**WHAT YOU NEED TO DO**: Go through the lines below and copy each one that holds the string "Fitness".

[Extracted data entries]
════════

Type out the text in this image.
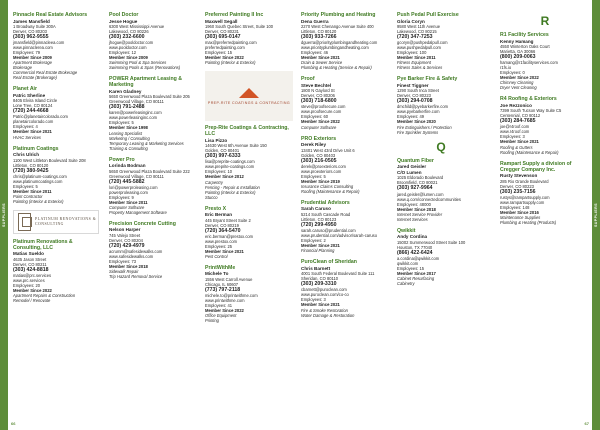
SUPPLIERS	SUPPLIERS
Pinnacle Real Estate Advisors
James Mansfield
1 Broadway Suite 300A
Denver, CO 80203
(303) 962-9555
jmansfield@pinnacleea.com
www.pinnaclerea.com
Employees: 79
Member Since 2009
Apartment Brokerage
Brokerage
Commercial Real Estate Brokerage
Real Estate (Brokerage)
Planet Air
Patric Sherline
8405 Elvira Island Circle
Lone Tree, CO 80124
(720) 244-4668
Patric@planetaircolorado.com
planetaircolorado.com
Employees: 4
Member Since 2021
HVAC Services
Platinum Coatings
Chris Ulrich
1100 West Littleton Boulevard Suite 208
Littleton, CO 80120
(720) 380-9425
chris@platinum-coatings.com
www.platinumcoatings.com
Employees: 5
Member Since 2011
Paint Contractor
Painting (Interior & Exterior)
PLATINUM RENOVATIONS & CONSULTING
Platinum Renovations & Consulting, LLC
Matias Sueldo
4635 Jason Street
Denver, CO 80211
(303) 424-8818
matias@prc.services
www.prc.services
Employees: 20
Member Since 2022
Apartment Repairs & Construction
Remodel / Renovate
Pool Doctor
Jesse Hogue
6300 West Mississippi Avenue
Lakewood, CO 80226
(303) 232-6600
jhogue@pooldoctor.com
www.pooldoctor.com
Employees: 12
Member Since 2009
Swimming Pool & Spa Services
Swimming Pools & Spas (Renovations)
POWER Apartment Leasing & Marketing
Karen Gladney
5650 Greenwood Plaza Boulevard Suite 205
Greenwood Village, CO 80111
(303) 791-2488
karen@powerleasinginc.com
www.powerleasinginc.com
Employees: 5
Member Since 1998
Leasing Specialist
Marketing / Consulting
Temporary Leasing & Marketing Services
Training & Consulting
Power Pro
Lorinda Bodman
5650 Greenwood Plaza Boulevard Suite 222
Greenwood Village, CO 80111
(720) 445-5882
lori@powerproleasing.com
powerproleasing.com
Employees: 9
Member Since 2011
Computer Software
Property Management Software
Precision Concrete Cutting
Nelson Harper
745 Valejo Street
Denver, CO 80204
(720) 429-4979
acrumm@safesidewalks.com
www.safesidewalks.com
Employees: 73
Member Since 2018
Sidewalk Repair
Trip Hazard Removal Service
Preferred Painting II Inc
Maxwell Segall
1960 South Quebec Street, Suite 100
Denver, CO 80231
(303) 695-0147
max@preferredpainting.com
preferredpainting.com
Employees: 15
Member Since 2022
Painting (Interior & Exterior)
PREP-RITE COATINGS & CONTRACTING
Prep-Rite Coatings & Contracting, LLC
Lisa Pizzo
14630 West 6th Avenue Suite 150
Golden, CO 80401
(303) 997-6333
lisa@preprite-coatings.com
www.preprite-coatings.com
Employees: 10
Member Since 2012
Carpentry
Fencing - Repair & Installation
Painting (Interior & Exterior)
Stucco
Presto X
Eric Berman
445 Bryant Street Suite 2
Denver, CO 80219
(720) 364-5470
eric.berman@prestox.com
www.prestox.com
Employees: 25
Member Since 2021
Pest Control
PrintWithMe
Michele To
1556 West Carroll Avenue
Chicago, IL 60607
(773) 797-2118
michele.to@printwithme.com
www.printwithme.com
Employees: 41
Member Since 2022
Office Equipment
Printing
Priority Plumbing and Heating
Dena Guerra
2270 West Chenango Avenue Suite 400
Littleton, CO 80120
(303) 933-7266
dguerra@priorityplumbingandheating.com
www.priorityplumbingandheating.com
Employees: 46
Member Since 2021
Drain & Sewer Service
Plumbing & Heating (Service & Repair)
Proof
Steve Bechtel
1800 N Gaylord St
Denver, CO 80206
(303) 718-6800
steve@proofsecure.com
www.proofsecure.com
Employees: 60
Member Since 2022
Computer Software
PRO Exteriors
Derek Riley
13401 West 43rd Drive Unit 6
Golden, CO 80403
(303) 216-0505
derek@proexteriors.com
www.proexteriors.com
Employees: 5
Member Since 2019
Insurance Claims Consulting
Roofing (Maintenance & Repair)
Prudential Advisors
Sarah Caruso
5214 South Cascade Road
Littleton, CO 80123
(720) 299-4950
sarah.caruso@prudential.com
www.prudential.com/advisor/sarah-caruso
Employees: 2
Member Since 2021
Financial Planning
PuroClean of Sheridan
Chris Barnett
4001 South Federal Boulevard Suite 111
Sheridan, CO 80110
(303) 209-3310
cbarnett@puroclean.com
www.puroclean.com/co-co
Employees: 3
Member Since 2021
Fire & Smoke Restoration
Water Damage & Restoration
Push Pedal Pull Exercise
Gloria Coryn
9580 West 11th Avenue
Lakewood, CO 80215
(720) 347-7253
gcoryn@pushpedalpull.com
www.pushpedalpull.com
Employees: 100
Member Since 2011
Fitness Equipment
Fitness Sales & Services
Pye Barker Fire & Safety
Finest Tiggner
1290 South Inca Street
Denver, CO 80223
(303) 294-0708
dmchild@pyebarkerfire.com
www.pyebarkerfire.com
Employees: 49
Member Since 2020
Fire Extinguishers / Protection
Fire Sprinkler Systems
Q
Quantum Fiber
Jared Geisler
C/O Lumen
1025 Eldorado Boulevard
Broomfield, CO 80021
(303) 927-9964
jared.geisler@lumen.com
www.q.com/connectedcommunities
Employees: 48000
Member Since 2018
Internet Service Provider
Internet Services
Qwikkit
Andy Cordina
15002 Summerwood Street Suite 100
Houston, TX 77040
(866) 422-6424
a.cordina@qwikkit.com
qwikkit.com
Employees: 15
Member Since 2017
Cabinet Resurfacing
Cabinetry
R
R1 Facility Services
Kenny Hamang
4550 Winterton Oaks Court
Marietta, GA 30066
(800) 209-0063
hamang@r1facilityservices.com
r1fs.io
Employees: 0
Member Since 2022
Chimney Cleaning
Dryer Vent Cleaning
R4 Roofing & Exteriors
Joe Rezzonico
7399 South Tucson Way Suite C5
Centennial, CO 80112
(303) 284-7685
joe@r4roof.com
www.r4roof.com
Employees: 3
Member Since 2021
Roofing & Gutters
Roofing (Maintenance & Repair)
Rampart Supply a division of Cregger Company Inc.
Rusty Stevenson
285 Rio Grande Boulevard
Denver, CO 80223
(303) 235-7156
rustys@rampartsupply.com
www.rampartsupply.com
Employees: 148
Member Since 2016
Maintenance Supplies
Plumbing & Heating (Products)
66	67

════════

**EXPECTED ANSWER**:
Fitness Equipment
Fitness Sales & Services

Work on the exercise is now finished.